**Source extract:**
━━━━━━
Good against random hardware failures, I suppose.
If one server dies, the clone takes over.
Perfect for that.
But completely useless if there's a bug in the software itself, because all clones will have the same bug.
They'll fail together.
The common mode failure problem.
So how do you fight that?
That's where functional redundancy comes in.
Design diversity.
You have different teams build different implementations based on the same specification.
Different code, great job.
Right.
The idea is they're unlikely to make the exact same mistakes.
It's much more expensive, obviously, but it protects against those systematic design flaws.
Okay.
So replication handles hardware faults.
Functional redundancy handles implementation bugs.
What about analytic redundancy?
It sounds like it goes even deeper.
Are we talking about mistrusting the specification itself?
That's pretty much it.
Yeah.
Analytic redundancy aims to tolerate errors even in the requirements or the interpretation of them.
Instead of different code doing the same calculation,
you use fundamentally different ways to arrive at the result.
Like the avionics example.
Yeah.
Calculating altitude multiple ways.
Exactly.
Use radar altitude, barometric pressure altitude, maybe GPS altitude, or calculate it geometrically.
They all measure altitude, but use totally different physics, different potential error sources.
The voter then has to be smart enough to fuse these potentially conflicting results.
Fascinating.
Yeah.
Very complex, but robust.
Okay.
Back to the more specific detection tactics.
I remember the parameter fence.
That sounded clever.
It is pretty neat.
You put a known data pattern, often something memorable like 0xdeadbeef, in memory right after where a variable length argument should end.
If you check later and that pattern has been overwritten.
You know, you had a buffer overflow or some kind of memory corruption.
Precisely.
It's a way to detect memory issues proactively.
And of course, there's timeout.
Super common.
If you expect a response within X seconds and don't get it, you raise a timeout exception.
Critical in any distributed system.
Okay.
So we've detected the fault.
Now we need to bounce back.
Yeah.
Recovery tactics.
This starts with being prepared, right?
Like having a redundant spare waiting.
Yep.
Redundancy is key.
A common recovery tactic is rollback.
If things go bad, you revert the system's state to a previously saved checkpoint.
A known good state, the rollback line.
Makes sense.
And what about upgrades?
Doing upgrades without downtime seems like a major recovery challenge.
Huge challenge.
The goal is in -service upgrades.
Ideally, a hitless SU in -service software upgrade.
This often involves loading the new software onto a redundant spare while the old version is still running live traffic.
━━━━━━
**Set tasks:**
[1] Rewrite the stretch of the fault-tolerance transcript from "Critical in any" through "being prepared, right?", replacing "distributed system" with "networked system".
[2] Report every line of the records that contains the string "master", treating case as significant.
The records have no connection to the fault-tolerance transcript.
━━━━━━
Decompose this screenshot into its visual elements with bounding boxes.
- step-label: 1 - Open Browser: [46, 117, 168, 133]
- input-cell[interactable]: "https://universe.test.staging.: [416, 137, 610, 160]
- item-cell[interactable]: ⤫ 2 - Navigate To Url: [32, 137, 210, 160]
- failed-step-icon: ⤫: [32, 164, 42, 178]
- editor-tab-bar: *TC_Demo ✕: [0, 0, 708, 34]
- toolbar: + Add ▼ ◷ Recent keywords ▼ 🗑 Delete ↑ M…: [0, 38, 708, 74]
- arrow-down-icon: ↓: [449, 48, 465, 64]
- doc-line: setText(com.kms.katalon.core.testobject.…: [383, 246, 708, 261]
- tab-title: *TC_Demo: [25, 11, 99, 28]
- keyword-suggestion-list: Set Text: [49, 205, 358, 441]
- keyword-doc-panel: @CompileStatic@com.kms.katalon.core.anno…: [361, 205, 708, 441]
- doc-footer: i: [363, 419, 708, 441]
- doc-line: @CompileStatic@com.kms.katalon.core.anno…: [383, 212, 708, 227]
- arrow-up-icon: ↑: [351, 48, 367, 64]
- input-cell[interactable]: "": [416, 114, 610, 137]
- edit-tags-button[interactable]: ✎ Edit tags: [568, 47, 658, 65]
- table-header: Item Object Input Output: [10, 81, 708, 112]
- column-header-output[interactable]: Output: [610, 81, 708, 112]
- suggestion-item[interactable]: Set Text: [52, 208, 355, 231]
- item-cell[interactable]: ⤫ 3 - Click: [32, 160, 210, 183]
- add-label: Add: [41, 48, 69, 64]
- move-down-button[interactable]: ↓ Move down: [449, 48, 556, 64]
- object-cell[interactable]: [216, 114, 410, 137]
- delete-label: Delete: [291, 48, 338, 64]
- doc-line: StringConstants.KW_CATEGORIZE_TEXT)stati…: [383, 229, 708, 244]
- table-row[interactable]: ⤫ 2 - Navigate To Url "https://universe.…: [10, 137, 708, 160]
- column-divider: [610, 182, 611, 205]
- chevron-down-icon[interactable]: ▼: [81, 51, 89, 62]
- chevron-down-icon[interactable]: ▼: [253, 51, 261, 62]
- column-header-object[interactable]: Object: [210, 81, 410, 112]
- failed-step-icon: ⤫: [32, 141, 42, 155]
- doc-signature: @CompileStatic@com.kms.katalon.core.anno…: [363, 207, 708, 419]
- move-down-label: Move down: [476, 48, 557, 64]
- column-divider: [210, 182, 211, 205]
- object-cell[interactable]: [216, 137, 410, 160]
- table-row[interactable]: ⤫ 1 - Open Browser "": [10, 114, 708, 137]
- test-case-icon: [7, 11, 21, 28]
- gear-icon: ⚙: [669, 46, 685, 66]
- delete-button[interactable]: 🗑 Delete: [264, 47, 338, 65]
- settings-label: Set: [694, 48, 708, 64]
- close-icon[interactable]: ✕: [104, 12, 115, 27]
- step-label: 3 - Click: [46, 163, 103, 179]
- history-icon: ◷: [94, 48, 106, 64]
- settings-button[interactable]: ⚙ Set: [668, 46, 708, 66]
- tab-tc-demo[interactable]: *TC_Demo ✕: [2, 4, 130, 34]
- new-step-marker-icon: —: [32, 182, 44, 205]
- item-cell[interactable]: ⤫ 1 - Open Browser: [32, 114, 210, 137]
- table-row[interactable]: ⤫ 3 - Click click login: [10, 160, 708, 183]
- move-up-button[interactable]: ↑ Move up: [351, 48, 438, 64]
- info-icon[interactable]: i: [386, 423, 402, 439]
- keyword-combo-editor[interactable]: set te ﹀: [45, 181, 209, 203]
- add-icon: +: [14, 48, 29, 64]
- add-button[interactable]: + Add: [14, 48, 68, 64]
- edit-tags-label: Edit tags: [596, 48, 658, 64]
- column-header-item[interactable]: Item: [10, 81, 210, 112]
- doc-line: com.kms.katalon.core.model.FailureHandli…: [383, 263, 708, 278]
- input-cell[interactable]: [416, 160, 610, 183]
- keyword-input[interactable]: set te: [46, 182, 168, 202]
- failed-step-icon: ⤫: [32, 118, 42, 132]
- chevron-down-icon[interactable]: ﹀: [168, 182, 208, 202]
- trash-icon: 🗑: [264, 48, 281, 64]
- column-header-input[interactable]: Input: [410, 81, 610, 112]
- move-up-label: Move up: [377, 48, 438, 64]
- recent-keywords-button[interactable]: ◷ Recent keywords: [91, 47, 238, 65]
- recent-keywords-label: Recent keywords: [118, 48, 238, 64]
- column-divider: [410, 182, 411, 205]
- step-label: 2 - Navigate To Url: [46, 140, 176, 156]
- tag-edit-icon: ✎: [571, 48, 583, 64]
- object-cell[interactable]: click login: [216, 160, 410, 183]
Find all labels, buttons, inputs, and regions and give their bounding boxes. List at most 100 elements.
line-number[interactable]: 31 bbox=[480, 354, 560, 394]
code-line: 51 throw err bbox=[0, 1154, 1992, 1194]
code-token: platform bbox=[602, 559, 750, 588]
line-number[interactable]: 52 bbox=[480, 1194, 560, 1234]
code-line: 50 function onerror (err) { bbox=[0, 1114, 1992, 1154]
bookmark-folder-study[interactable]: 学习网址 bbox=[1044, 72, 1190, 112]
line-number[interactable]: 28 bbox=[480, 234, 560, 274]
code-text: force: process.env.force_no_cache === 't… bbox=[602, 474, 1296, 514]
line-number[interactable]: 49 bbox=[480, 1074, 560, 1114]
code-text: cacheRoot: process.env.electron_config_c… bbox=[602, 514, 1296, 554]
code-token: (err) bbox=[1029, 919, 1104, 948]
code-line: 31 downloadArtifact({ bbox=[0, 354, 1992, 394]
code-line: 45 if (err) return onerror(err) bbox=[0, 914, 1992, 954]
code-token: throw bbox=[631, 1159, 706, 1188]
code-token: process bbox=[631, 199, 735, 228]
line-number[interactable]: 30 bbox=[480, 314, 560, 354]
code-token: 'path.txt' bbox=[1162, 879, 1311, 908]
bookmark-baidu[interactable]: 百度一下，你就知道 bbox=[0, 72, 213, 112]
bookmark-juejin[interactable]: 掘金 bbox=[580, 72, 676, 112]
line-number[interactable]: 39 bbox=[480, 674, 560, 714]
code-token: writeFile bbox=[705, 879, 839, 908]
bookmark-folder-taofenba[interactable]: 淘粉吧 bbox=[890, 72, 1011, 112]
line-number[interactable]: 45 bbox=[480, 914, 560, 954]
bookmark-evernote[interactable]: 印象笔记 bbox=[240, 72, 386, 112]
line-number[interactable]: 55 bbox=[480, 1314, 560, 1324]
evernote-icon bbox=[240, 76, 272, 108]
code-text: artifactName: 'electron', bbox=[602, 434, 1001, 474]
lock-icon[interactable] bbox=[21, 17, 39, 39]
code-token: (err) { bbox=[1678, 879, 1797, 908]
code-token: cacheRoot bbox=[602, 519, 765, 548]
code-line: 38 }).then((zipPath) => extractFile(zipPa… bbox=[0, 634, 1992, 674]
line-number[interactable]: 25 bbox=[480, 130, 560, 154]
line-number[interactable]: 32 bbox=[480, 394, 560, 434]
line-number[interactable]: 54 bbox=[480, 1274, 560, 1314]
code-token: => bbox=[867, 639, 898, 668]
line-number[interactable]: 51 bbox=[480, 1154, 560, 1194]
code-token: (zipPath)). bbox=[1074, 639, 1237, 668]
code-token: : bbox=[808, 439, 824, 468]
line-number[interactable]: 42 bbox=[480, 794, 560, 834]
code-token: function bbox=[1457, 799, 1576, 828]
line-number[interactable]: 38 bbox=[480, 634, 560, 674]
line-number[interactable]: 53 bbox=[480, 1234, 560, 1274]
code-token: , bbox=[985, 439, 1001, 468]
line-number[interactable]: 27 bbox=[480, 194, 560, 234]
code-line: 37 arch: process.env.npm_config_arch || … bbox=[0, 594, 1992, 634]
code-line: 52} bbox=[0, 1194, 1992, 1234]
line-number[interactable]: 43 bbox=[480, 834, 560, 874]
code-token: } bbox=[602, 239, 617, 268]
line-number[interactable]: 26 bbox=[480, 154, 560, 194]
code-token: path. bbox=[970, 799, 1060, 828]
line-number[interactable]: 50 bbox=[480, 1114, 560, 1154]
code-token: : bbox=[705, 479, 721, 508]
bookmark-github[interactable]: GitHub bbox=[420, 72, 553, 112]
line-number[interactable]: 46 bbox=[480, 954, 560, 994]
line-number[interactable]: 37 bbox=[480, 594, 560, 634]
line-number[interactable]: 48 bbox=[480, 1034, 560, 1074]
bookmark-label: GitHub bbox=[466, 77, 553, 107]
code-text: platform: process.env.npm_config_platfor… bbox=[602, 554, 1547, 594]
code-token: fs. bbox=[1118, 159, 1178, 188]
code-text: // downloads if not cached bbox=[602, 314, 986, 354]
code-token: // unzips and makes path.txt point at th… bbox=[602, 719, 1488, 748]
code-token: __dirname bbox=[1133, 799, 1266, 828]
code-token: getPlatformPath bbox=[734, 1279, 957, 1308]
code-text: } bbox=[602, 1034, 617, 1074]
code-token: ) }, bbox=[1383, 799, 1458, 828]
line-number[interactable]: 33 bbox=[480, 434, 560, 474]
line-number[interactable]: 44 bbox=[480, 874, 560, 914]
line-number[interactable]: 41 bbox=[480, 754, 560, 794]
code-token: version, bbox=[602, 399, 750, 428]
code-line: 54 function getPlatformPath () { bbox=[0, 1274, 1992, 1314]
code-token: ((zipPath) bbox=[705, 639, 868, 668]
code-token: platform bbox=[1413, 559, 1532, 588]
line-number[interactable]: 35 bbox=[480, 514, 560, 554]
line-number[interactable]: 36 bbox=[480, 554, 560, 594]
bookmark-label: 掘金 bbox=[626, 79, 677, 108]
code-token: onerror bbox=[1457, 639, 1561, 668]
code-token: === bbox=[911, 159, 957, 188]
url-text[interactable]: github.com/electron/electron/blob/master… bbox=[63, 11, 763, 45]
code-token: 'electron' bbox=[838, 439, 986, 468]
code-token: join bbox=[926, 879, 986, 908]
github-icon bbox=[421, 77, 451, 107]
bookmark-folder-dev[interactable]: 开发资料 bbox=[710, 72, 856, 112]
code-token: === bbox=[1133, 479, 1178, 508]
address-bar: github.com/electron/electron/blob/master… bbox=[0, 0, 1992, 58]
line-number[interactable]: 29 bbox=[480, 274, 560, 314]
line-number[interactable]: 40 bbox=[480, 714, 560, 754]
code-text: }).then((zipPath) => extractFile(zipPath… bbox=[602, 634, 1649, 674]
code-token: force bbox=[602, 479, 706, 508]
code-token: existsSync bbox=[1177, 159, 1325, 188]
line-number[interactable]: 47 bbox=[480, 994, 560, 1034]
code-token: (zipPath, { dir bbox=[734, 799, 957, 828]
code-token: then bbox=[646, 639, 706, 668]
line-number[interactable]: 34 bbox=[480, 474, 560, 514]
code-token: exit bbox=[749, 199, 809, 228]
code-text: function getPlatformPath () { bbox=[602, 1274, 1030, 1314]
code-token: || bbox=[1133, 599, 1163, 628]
━━━━━━
**Answers by task:**
[1]
Critical in any networked system.
Okay.
So we've detected the fault.
Now we need to bounce back.
Yeah.
Recovery tactics.
This starts with being prepared, right?

[2]
url-text[interactable]: github.com/electron/electron/blob/master… bbox=[63, 11, 763, 45]
address-bar: github.com/electron/electron/blob/master… bbox=[0, 0, 1992, 58]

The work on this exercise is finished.